* _EXCERPT_:
-*-*-
Friday, October 31, 2008

DIY Industrialism: Lumenlab

Lumenlab makes a $600 robot tool called miCro which is not only the all-purpose tool many people need, it can also build parts for their $1600 RoGR robot tool which will:

"Replace most tools in your shop, improve the quality of your work and spend less time doing it!"

They proclaim that do-it-yourself-and-then-have-the-robots-do-it-for-you is the go-to philosophy of the New Great Depression:

"Every dollar spent must count in today's economy and Lumenlab's robotics products are not only the best value on the market, you can use them to generate income!"

They also sell $230 recycled desktop computers with Ubuntu and the software for controlling the robots pre-installed. If you add $65 for a used 15" LCD monitor (latest RE*PC price) and $25 for a keyboard and mouse, then you can get a basic home/small business fabrication system for under $1000 and the full enchilada for under $2000. In other words physical fabrication technology is now about the same cost as the computer hardware you use to design electronic content.

Thursday, October 30, 2008

Junk Thought: A Definition

“The defining characteristics of junk thought, which manifests itself in the humanities and social sciences as well as the physical sciences, are anti-rationalism and contempt for countervailing facts and expert opinion. It cannot be stressed enough that junk thought emanates from both the left and right, even though each group—in academia, politics, and cultural institutions—thrives on accusing the other of being the sole source of irrationality….The real power of junk thought lies in its status as a centrist phenomenon, fueled by the American credo of tolerance that places all opinions on an equal footing and makes little effort to separate fact from opinion” (Jacoby 211).

- Jacoby, Susan. The Age of American Unreason. 2008;
from chapter titled, "Junk Thought."

Wednesday, October 29, 2008

Eschatology, Money Metabolism ,Global SuperOrganism

I am writing this blog entry acknowledging my blind-man's view of an elephant.

Reference materials:

Along with the three documents above, a fourth reference is this snippet from a friend's email:

Our conversations frequently touch on eschatology (the end of the world) whether it's a religious eschatology like the second coming or a secular eschatology like peak oil, economic collapse or kurzweil singularity. It's interesting how people react differently to an anticipated end of the world regardless of it's precise nature.

Finally there are people who see the ending of worlds as an endless cycle which should be endured rather then fought, escaped or embraced. The old religions: Hinduism, Shinto, Roman and Orthodox Catholicism for example encourage this attitude in many of their adherents, which you can see in the internal politics of India or the apocalyptic science fiction of Japan. I particularly recommend the novel A Canticle for Liebowitz as one Catholic's post-apocalyptic vision of the future.
-*-*-
* _REQUIREMENT A_: The blog excerpt names three products that Lumenlab makes or sells. List each one with its stated price.
* _REQUIREMENT B_:
Answer these questions from the blog excerpt:
(i) Which operating system is pre-installed on the desktop computers Lumenlab sells?
(ii) What book and author is the passage defining junk thought taken from?
(iii) Which novel does the friend's email recommend?
* _REQUIREMENT C_:
Decide whether each statement agrees with the blog excerpt, and quote the words that settle it:
(i) Junk thought comes from only one side of politics.
(ii) The friend's email explains eschatology as the end of the world.
(iii) A used 15" LCD monitor adds $65 to the cost of the system.

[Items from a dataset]
-*-*-
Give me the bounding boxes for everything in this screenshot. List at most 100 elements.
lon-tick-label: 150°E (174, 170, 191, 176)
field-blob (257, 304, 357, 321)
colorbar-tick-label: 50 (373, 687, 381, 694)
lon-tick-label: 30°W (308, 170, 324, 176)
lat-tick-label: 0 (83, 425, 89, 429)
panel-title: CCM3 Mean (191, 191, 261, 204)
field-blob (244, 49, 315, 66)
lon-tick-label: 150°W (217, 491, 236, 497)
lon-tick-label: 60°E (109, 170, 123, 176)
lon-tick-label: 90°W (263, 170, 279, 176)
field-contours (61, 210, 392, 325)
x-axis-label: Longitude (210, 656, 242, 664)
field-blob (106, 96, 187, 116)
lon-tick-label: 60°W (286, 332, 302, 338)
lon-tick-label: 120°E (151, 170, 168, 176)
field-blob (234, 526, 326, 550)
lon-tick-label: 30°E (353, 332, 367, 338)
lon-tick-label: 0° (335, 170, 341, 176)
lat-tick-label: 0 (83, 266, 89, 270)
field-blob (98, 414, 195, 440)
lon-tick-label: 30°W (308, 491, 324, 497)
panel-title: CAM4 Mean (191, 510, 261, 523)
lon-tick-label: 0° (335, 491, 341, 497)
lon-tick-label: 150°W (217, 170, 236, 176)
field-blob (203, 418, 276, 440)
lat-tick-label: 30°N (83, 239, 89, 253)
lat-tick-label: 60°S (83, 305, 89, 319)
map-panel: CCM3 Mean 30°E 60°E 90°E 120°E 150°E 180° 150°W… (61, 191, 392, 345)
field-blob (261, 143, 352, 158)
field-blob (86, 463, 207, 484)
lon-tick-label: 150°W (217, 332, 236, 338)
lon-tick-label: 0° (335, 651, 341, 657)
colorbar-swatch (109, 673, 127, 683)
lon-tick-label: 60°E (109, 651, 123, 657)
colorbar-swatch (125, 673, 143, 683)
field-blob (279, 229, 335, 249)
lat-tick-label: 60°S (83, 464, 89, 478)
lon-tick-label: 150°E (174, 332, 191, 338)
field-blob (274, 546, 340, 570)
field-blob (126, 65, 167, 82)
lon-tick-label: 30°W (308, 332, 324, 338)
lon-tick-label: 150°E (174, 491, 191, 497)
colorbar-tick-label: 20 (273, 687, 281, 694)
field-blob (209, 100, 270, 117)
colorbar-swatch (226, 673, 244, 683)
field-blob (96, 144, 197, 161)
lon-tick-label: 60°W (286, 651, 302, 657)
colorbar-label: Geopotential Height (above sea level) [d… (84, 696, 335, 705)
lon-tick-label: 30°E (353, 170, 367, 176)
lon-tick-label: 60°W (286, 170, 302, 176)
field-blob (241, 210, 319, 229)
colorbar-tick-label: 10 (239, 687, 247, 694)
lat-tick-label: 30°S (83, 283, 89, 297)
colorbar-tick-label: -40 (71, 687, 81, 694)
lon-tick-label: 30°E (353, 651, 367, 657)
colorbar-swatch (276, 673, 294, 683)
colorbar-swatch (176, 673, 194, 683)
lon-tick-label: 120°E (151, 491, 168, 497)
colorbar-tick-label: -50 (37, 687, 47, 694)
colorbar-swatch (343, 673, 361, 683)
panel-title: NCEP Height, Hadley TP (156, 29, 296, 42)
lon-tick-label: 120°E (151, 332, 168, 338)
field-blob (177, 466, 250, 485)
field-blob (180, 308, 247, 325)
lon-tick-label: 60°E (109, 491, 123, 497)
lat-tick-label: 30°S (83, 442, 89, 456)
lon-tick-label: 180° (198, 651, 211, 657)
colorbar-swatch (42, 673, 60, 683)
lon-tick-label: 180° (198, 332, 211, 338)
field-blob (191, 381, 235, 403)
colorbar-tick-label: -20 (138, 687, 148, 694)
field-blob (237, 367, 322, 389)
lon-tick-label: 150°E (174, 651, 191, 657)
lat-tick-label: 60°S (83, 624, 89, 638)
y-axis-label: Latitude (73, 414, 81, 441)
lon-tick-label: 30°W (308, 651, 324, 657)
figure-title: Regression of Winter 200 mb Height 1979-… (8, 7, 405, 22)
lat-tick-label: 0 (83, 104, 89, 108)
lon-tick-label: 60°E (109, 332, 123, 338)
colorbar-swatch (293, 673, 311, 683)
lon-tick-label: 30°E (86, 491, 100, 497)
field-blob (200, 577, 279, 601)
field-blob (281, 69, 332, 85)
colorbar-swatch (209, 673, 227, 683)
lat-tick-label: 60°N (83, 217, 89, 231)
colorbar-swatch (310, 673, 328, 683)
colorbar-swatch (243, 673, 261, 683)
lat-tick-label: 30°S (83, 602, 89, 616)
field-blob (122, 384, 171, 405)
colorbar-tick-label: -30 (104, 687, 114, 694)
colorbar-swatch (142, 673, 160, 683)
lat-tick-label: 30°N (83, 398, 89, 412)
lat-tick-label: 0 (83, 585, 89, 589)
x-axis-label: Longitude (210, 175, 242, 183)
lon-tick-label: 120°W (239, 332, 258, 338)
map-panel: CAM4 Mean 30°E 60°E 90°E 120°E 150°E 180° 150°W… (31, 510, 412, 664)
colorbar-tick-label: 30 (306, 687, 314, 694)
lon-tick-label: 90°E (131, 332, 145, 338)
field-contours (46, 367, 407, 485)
-*-*-
* _EXERCISE SOLUTION A_:
miCro robot tool: $600
RoGR robot tool: $1600
Recycled desktop computers with Ubuntu and the robot-control software pre-installed: $230

* _EXERCISE SOLUTION B_:
(i) Ubuntu.
(ii) The Age of American Unreason by Susan Jacoby (2008).
(iii) A Canticle for Liebowitz.

* _EXERCISE SOLUTION C_:
(i) No: "It cannot be stressed enough that junk thought emanates from both the left and right"
(ii) Yes: "eschatology (the end of the world)"
(iii) Yes: "$65 for a used 15" LCD monitor (latest RE*PC price)"